● **Given request**
Pictures appear in the records below; write out everything else exactly.
── Dataset extract ──
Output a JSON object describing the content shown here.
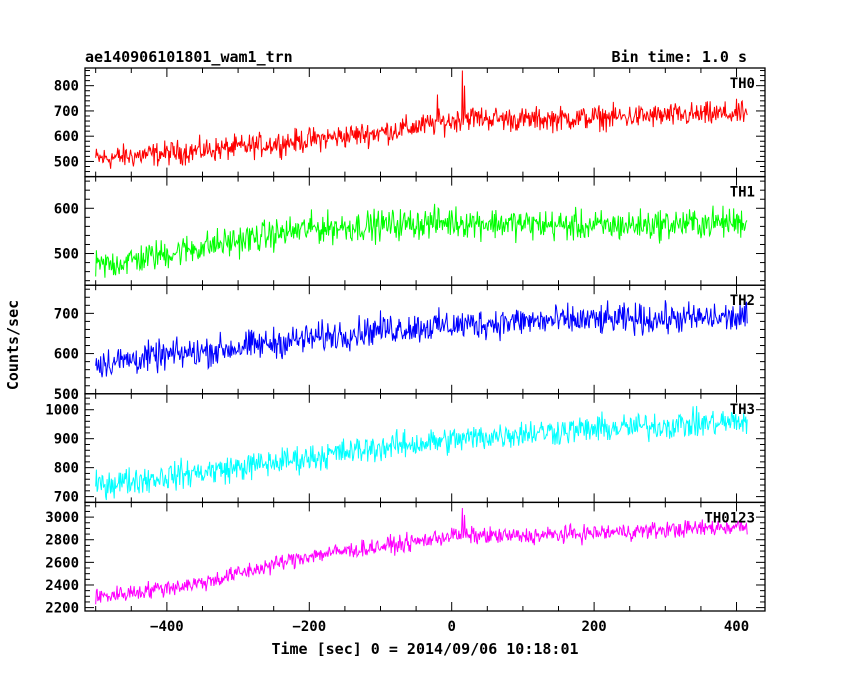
{
  "chart_data": {
    "type": "line",
    "title_left": "ae140906101801_wam1_trn",
    "title_right": "Bin time: 1.0 s",
    "xlabel": "Time [sec] 0 = 2014/09/06 10:18:01",
    "ylabel": "Counts/sec",
    "xlim": [
      -515,
      440
    ],
    "x_range": [
      -500,
      415
    ],
    "x_ticks": [
      -400,
      -200,
      0,
      200,
      400
    ],
    "x_tick_labels": [
      "−400",
      "−200",
      "0",
      "200",
      "400"
    ],
    "grid": false,
    "series": [
      {
        "name": "TH0",
        "color": "#ff0000",
        "ylim": [
          440,
          870
        ],
        "y_ticks": [
          500,
          600,
          700,
          800
        ],
        "trend": [
          [
            -500,
            510
          ],
          [
            -300,
            555
          ],
          [
            -100,
            615
          ],
          [
            0,
            660
          ],
          [
            20,
            675
          ],
          [
            100,
            665
          ],
          [
            415,
            690
          ]
        ],
        "noise": 38,
        "spikes": [
          [
            15,
            860
          ],
          [
            18,
            800
          ],
          [
            -20,
            765
          ]
        ]
      },
      {
        "name": "TH1",
        "color": "#00ff00",
        "ylim": [
          430,
          670
        ],
        "y_ticks": [
          500,
          600
        ],
        "trend": [
          [
            -500,
            470
          ],
          [
            -350,
            515
          ],
          [
            -200,
            555
          ],
          [
            0,
            570
          ],
          [
            200,
            560
          ],
          [
            415,
            570
          ]
        ],
        "noise": 27,
        "spikes": []
      },
      {
        "name": "TH2",
        "color": "#0000ff",
        "ylim": [
          500,
          770
        ],
        "y_ticks": [
          500,
          600,
          700
        ],
        "trend": [
          [
            -500,
            575
          ],
          [
            -300,
            615
          ],
          [
            -100,
            660
          ],
          [
            100,
            680
          ],
          [
            415,
            690
          ]
        ],
        "noise": 30,
        "spikes": []
      },
      {
        "name": "TH3",
        "color": "#00ffff",
        "ylim": [
          680,
          1055
        ],
        "y_ticks": [
          700,
          800,
          900,
          1000
        ],
        "trend": [
          [
            -500,
            740
          ],
          [
            -300,
            800
          ],
          [
            -100,
            870
          ],
          [
            100,
            920
          ],
          [
            415,
            960
          ]
        ],
        "noise": 38,
        "spikes": []
      },
      {
        "name": "TH0123",
        "color": "#ff00ff",
        "ylim": [
          2170,
          3130
        ],
        "y_ticks": [
          2200,
          2400,
          2600,
          2800,
          3000
        ],
        "trend": [
          [
            -500,
            2290
          ],
          [
            -350,
            2420
          ],
          [
            -200,
            2660
          ],
          [
            -50,
            2780
          ],
          [
            0,
            2840
          ],
          [
            100,
            2830
          ],
          [
            415,
            2920
          ]
        ],
        "noise": 60,
        "spikes": [
          [
            15,
            3080
          ],
          [
            18,
            3020
          ]
        ]
      }
    ]
  }
}
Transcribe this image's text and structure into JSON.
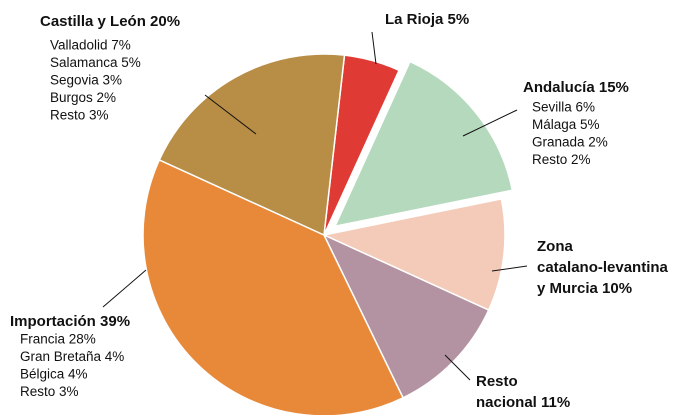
{
  "chart_data": {
    "type": "pie",
    "start_angle": 6.5,
    "categories": [
      "La Rioja 5%",
      "Andalucía 15%",
      "Zona catalano-levantina y Murcia 10%",
      "Resto nacional 11%",
      "Importación 39%",
      "Castilla y León 20%"
    ],
    "values": [
      5,
      15,
      10,
      11,
      39,
      20
    ],
    "colors": [
      "#e03a35",
      "#b5d9bd",
      "#f3cbb8",
      "#b393a2",
      "#e8893a",
      "#b88d45"
    ],
    "exploded": [
      false,
      true,
      false,
      false,
      false,
      false
    ],
    "details": [
      [],
      [
        "Sevilla 6%",
        "Málaga 5%",
        "Granada 2%",
        "Resto 2%"
      ],
      [],
      [],
      [
        "Francia 28%",
        "Gran Bretaña 4%",
        "Bélgica 4%",
        "Resto 3%"
      ],
      [
        "Valladolid 7%",
        "Salamanca 5%",
        "Segovia 3%",
        "Burgos 2%",
        "Resto 3%"
      ]
    ]
  }
}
───
● **Written response**
Output a JSON object describing the content shown here.
{
  "chart_data": {
    "type": "line",
    "title_left": "ae140906101801_wam1_trn",
    "title_right": "Bin time: 1.0 s",
    "xlabel": "Time [sec] 0 = 2014/09/06 10:18:01",
    "ylabel": "Counts/sec",
    "xlim": [
      -515,
      440
    ],
    "x_range": [
      -500,
      415
    ],
    "x_ticks": [
      -400,
      -200,
      0,
      200,
      400
    ],
    "x_tick_labels": [
      "−400",
      "−200",
      "0",
      "200",
      "400"
    ],
    "grid": false,
    "series": [
      {
        "name": "TH0",
        "color": "#ff0000",
        "ylim": [
          440,
          870
        ],
        "y_ticks": [
          500,
          600,
          700,
          800
        ],
        "trend": [
          [
            -500,
            510
          ],
          [
            -300,
            555
          ],
          [
            -100,
            615
          ],
          [
            0,
            660
          ],
          [
            20,
            675
          ],
          [
            100,
            665
          ],
          [
            415,
            690
          ]
        ],
        "noise": 38,
        "spikes": [
          [
            15,
            860
          ],
          [
            18,
            800
          ],
          [
            -20,
            765
          ]
        ]
      },
      {
        "name": "TH1",
        "color": "#00ff00",
        "ylim": [
          430,
          670
        ],
        "y_ticks": [
          500,
          600
        ],
        "trend": [
          [
            -500,
            470
          ],
          [
            -350,
            515
          ],
          [
            -200,
            555
          ],
          [
            0,
            570
          ],
          [
            200,
            560
          ],
          [
            415,
            570
          ]
        ],
        "noise": 27,
        "spikes": []
      },
      {
        "name": "TH2",
        "color": "#0000ff",
        "ylim": [
          500,
          770
        ],
        "y_ticks": [
          500,
          600,
          700
        ],
        "trend": [
          [
            -500,
            575
          ],
          [
            -300,
            615
          ],
          [
            -100,
            660
          ],
          [
            100,
            680
          ],
          [
            415,
            690
          ]
        ],
        "noise": 30,
        "spikes": []
      },
      {
        "name": "TH3",
        "color": "#00ffff",
        "ylim": [
          680,
          1055
        ],
        "y_ticks": [
          700,
          800,
          900,
          1000
        ],
        "trend": [
          [
            -500,
            740
          ],
          [
            -300,
            800
          ],
          [
            -100,
            870
          ],
          [
            100,
            920
          ],
          [
            415,
            960
          ]
        ],
        "noise": 38,
        "spikes": []
      },
      {
        "name": "TH0123",
        "color": "#ff00ff",
        "ylim": [
          2170,
          3130
        ],
        "y_ticks": [
          2200,
          2400,
          2600,
          2800,
          3000
        ],
        "trend": [
          [
            -500,
            2290
          ],
          [
            -350,
            2420
          ],
          [
            -200,
            2660
          ],
          [
            -50,
            2780
          ],
          [
            0,
            2840
          ],
          [
            100,
            2830
          ],
          [
            415,
            2920
          ]
        ],
        "noise": 60,
        "spikes": [
          [
            15,
            3080
          ],
          [
            18,
            3020
          ]
        ]
      }
    ]
  }
}
Transcribe this image's text and structure into JSON.
{
  "chart_data": {
    "type": "pie",
    "start_angle": 6.5,
    "categories": [
      "La Rioja 5%",
      "Andalucía 15%",
      "Zona catalano-levantina y Murcia 10%",
      "Resto nacional 11%",
      "Importación 39%",
      "Castilla y León 20%"
    ],
    "values": [
      5,
      15,
      10,
      11,
      39,
      20
    ],
    "colors": [
      "#e03a35",
      "#b5d9bd",
      "#f3cbb8",
      "#b393a2",
      "#e8893a",
      "#b88d45"
    ],
    "exploded": [
      false,
      true,
      false,
      false,
      false,
      false
    ],
    "details": [
      [],
      [
        "Sevilla 6%",
        "Málaga 5%",
        "Granada 2%",
        "Resto 2%"
      ],
      [],
      [],
      [
        "Francia 28%",
        "Gran Bretaña 4%",
        "Bélgica 4%",
        "Resto 3%"
      ],
      [
        "Valladolid 7%",
        "Salamanca 5%",
        "Segovia 3%",
        "Burgos 2%",
        "Resto 3%"
      ]
    ]
  }
}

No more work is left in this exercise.